> Work to complete:
Which lines in the records below contain the word "Address"? Copy each one out.

Source records:

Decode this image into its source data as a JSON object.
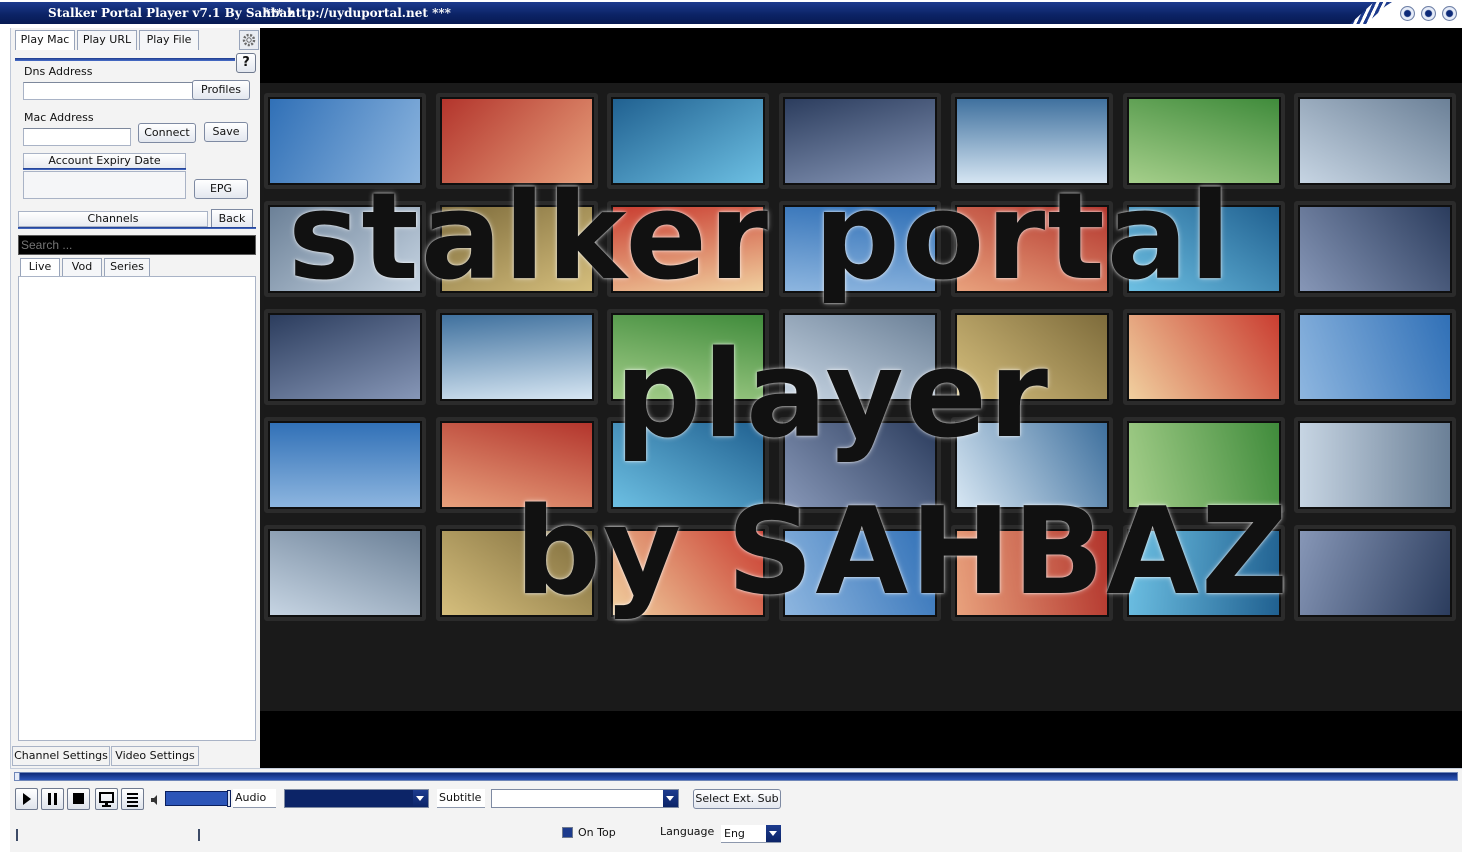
{
  "window": {
    "title": "Stalker Portal Player v7.1 By Sahbaz",
    "url_text": "*** http://uyduportal.net ***",
    "accent": "#0c2467"
  },
  "tabs": {
    "play_mac": "Play Mac",
    "play_url": "Play URL",
    "play_file": "Play File",
    "settings_icon": "gear-icon",
    "help": "?"
  },
  "connection": {
    "dns_label": "Dns Address",
    "dns_value": "",
    "profiles_button": "Profiles",
    "mac_label": "Mac Address",
    "mac_value": "",
    "connect_button": "Connect",
    "save_button": "Save",
    "expiry_label": "Account Expiry Date",
    "expiry_value": "",
    "epg_button": "EPG"
  },
  "channels": {
    "header": "Channels",
    "back_button": "Back",
    "search_placeholder": "Search ...",
    "tabs": [
      "Live",
      "Vod",
      "Series"
    ]
  },
  "bottom_tabs": {
    "channel_settings": "Channel Settings",
    "video_settings": "Video Settings"
  },
  "video": {
    "logo_line1": "stalker portal",
    "logo_line2": "player",
    "logo_line3": "by SAHBAZ"
  },
  "controls": {
    "audio_label": "Audio",
    "audio_value": "",
    "subtitle_label": "Subtitle",
    "subtitle_value": "",
    "select_sub_button": "Select Ext. Sub",
    "on_top_label": "On Top",
    "on_top_checked": true,
    "language_label": "Language",
    "language_value": "Eng",
    "volume_level": 1.0,
    "seek_position": 0.0
  }
}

> Task solution:
    "dns_label": "Dns Address",
    "mac_label": "Mac Address",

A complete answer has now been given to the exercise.